### AIM OF THE EXERCISE
Gather each line containing the string "oder" from these entries.

### RECORDS FOR THE EXERCISE
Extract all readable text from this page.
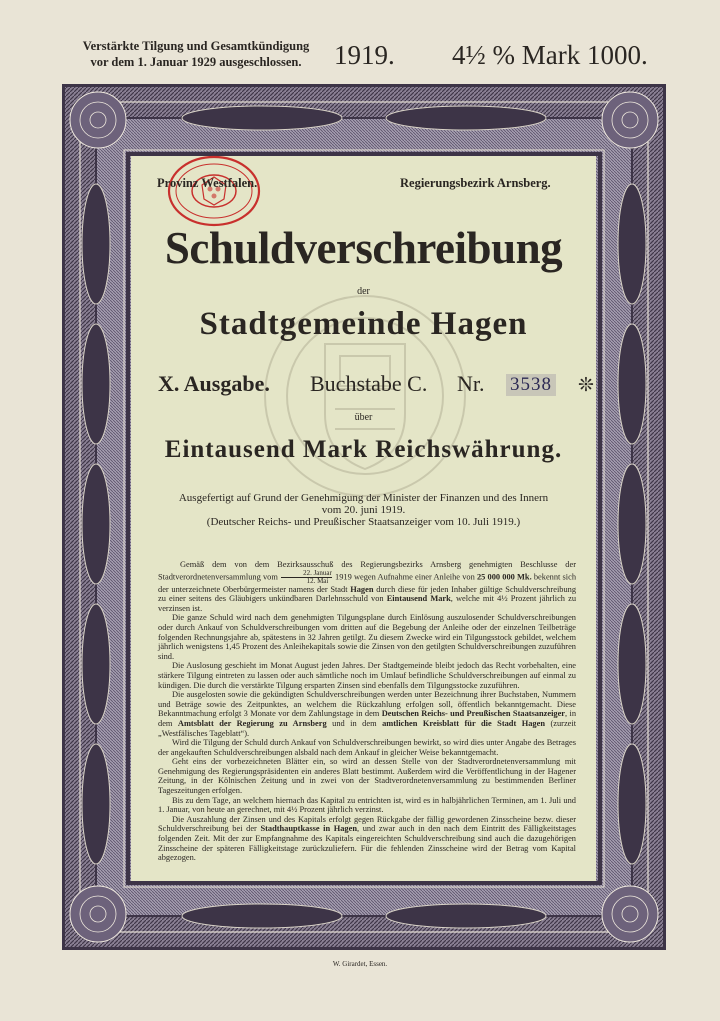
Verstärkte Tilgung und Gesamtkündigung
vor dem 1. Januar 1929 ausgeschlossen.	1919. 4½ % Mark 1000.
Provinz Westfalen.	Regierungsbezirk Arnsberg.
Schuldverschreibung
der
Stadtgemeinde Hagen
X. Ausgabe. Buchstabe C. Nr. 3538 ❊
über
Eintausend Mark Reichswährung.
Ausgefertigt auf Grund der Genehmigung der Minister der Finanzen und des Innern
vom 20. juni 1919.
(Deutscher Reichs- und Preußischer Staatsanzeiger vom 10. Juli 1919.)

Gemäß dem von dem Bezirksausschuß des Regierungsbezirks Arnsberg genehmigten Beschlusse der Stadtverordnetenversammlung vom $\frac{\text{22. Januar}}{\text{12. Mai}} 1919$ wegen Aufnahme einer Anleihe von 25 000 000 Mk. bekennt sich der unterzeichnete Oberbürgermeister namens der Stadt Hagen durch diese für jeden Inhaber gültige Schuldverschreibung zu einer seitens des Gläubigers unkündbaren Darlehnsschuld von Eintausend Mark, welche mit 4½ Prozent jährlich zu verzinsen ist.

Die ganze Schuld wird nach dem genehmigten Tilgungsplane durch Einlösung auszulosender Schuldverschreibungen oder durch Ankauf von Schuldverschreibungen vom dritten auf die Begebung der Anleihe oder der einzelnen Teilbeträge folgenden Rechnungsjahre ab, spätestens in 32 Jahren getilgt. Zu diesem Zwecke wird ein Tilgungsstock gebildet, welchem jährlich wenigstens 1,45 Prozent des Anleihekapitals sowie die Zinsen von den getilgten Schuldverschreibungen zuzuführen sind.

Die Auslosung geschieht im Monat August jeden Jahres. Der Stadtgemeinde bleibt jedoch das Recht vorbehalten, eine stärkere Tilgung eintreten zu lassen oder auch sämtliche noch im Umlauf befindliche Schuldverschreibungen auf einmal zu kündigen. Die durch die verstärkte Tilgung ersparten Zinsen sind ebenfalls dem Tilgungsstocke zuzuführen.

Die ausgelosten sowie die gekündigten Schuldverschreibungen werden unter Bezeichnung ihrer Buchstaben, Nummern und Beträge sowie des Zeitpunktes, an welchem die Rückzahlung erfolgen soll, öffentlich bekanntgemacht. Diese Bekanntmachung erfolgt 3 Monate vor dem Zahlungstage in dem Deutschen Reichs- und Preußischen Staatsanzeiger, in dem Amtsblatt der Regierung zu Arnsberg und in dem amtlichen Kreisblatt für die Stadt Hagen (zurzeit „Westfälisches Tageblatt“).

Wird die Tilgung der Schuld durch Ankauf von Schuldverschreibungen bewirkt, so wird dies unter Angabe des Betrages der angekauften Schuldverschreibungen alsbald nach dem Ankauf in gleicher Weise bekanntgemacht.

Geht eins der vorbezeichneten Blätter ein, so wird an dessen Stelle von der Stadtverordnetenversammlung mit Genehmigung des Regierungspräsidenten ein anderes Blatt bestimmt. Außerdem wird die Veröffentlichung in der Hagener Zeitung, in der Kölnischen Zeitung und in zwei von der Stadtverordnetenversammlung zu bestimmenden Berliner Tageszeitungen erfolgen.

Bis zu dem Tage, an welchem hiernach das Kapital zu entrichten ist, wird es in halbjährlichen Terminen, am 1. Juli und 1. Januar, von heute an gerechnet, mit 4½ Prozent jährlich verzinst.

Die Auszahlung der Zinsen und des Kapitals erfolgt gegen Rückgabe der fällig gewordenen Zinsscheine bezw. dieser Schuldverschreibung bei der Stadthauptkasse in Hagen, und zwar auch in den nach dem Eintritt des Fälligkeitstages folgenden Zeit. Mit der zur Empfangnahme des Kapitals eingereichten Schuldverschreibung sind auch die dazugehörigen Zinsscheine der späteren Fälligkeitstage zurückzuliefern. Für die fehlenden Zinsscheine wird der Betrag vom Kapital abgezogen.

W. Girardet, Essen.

### EXERCISE ANSWER
Die ganze Schuld wird nach dem genehmigten Tilgungsplane durch Einlösung auszulosender Schuldverschreibungen oder durch Ankauf von Schuldverschreibungen vom dritten auf die Begebung der Anleihe oder der einzelnen Teilbeträge folgenden Rechnungsjahre ab, spätestens in 32 Jahren getilgt. Zu diesem Zwecke wird ein Tilgungsstock gebildet, welchem jährlich wenigstens 1,45 Prozent des Anleihekapitals sowie die Zinsen von den getilgten Schuldverschreibungen zuzuführen sind.
Die Auslosung geschieht im Monat August jeden Jahres. Der Stadtgemeinde bleibt jedoch das Recht vorbehalten, eine stärkere Tilgung eintreten zu lassen oder auch sämtliche noch im Umlauf befindliche Schuldverschreibungen auf einmal zu kündigen. Die durch die verstärkte Tilgung ersparten Zinsen sind ebenfalls dem Tilgungsstocke zuzuführen.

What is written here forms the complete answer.